[Start]

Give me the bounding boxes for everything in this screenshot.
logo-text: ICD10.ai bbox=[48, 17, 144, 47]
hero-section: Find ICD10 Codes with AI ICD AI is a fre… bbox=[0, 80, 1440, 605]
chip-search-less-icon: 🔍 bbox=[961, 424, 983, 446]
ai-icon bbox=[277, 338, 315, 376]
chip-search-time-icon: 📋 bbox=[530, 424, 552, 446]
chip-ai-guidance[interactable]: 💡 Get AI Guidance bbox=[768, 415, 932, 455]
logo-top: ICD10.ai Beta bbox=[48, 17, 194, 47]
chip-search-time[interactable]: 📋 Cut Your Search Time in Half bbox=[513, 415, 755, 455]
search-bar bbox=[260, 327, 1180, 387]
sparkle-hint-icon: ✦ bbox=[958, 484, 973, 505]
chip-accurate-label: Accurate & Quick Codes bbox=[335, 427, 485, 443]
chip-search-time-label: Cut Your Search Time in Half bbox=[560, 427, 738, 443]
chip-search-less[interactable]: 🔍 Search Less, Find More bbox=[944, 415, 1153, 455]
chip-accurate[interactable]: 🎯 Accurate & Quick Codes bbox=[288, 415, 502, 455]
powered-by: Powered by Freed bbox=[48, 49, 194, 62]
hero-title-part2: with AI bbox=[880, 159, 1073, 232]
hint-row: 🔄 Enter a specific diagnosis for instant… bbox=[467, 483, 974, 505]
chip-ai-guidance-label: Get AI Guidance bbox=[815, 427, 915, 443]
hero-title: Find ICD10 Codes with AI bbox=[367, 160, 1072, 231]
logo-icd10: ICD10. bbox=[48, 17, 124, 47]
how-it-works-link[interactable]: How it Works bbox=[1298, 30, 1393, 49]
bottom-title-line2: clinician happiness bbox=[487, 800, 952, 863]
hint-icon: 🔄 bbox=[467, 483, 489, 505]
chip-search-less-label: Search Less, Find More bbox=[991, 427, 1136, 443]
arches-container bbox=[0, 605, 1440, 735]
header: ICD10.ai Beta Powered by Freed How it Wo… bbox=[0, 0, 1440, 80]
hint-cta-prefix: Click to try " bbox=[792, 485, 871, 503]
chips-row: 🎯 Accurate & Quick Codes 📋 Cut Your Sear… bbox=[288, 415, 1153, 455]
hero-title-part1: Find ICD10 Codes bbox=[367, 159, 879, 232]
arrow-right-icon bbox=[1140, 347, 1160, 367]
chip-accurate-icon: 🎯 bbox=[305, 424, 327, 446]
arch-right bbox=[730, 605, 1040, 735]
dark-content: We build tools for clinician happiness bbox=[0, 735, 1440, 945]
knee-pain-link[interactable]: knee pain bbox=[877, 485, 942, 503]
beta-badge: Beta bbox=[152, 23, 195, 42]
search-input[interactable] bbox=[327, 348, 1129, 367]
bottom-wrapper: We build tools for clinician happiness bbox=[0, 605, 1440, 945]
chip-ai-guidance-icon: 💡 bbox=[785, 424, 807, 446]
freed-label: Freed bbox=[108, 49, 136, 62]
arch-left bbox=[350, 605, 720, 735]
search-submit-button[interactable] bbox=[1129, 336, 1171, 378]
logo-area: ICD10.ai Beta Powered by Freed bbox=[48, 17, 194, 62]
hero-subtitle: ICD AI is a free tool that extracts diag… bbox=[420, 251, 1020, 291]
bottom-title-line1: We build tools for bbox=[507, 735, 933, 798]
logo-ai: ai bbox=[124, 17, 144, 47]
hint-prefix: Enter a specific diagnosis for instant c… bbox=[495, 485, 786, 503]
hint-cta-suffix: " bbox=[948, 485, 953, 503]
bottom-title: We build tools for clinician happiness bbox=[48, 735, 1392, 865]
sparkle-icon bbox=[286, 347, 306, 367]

[End]

Reproduce the material verbatim from its opening line down to the line containing "chip-search-time[interactable]: 📋 Cut", including both of those lines.

Give me the bounding boxes for everything in this screenshot.
logo-text: ICD10.ai bbox=[48, 17, 144, 47]
hero-section: Find ICD10 Codes with AI ICD AI is a fre… bbox=[0, 80, 1440, 605]
chip-search-less-icon: 🔍 bbox=[961, 424, 983, 446]
ai-icon bbox=[277, 338, 315, 376]
chip-search-time-icon: 📋 bbox=[530, 424, 552, 446]
chip-ai-guidance[interactable]: 💡 Get AI Guidance bbox=[768, 415, 932, 455]
logo-top: ICD10.ai Beta bbox=[48, 17, 194, 47]
chip-search-time[interactable]: 📋 Cut Your Search Time in Half bbox=[513, 415, 755, 455]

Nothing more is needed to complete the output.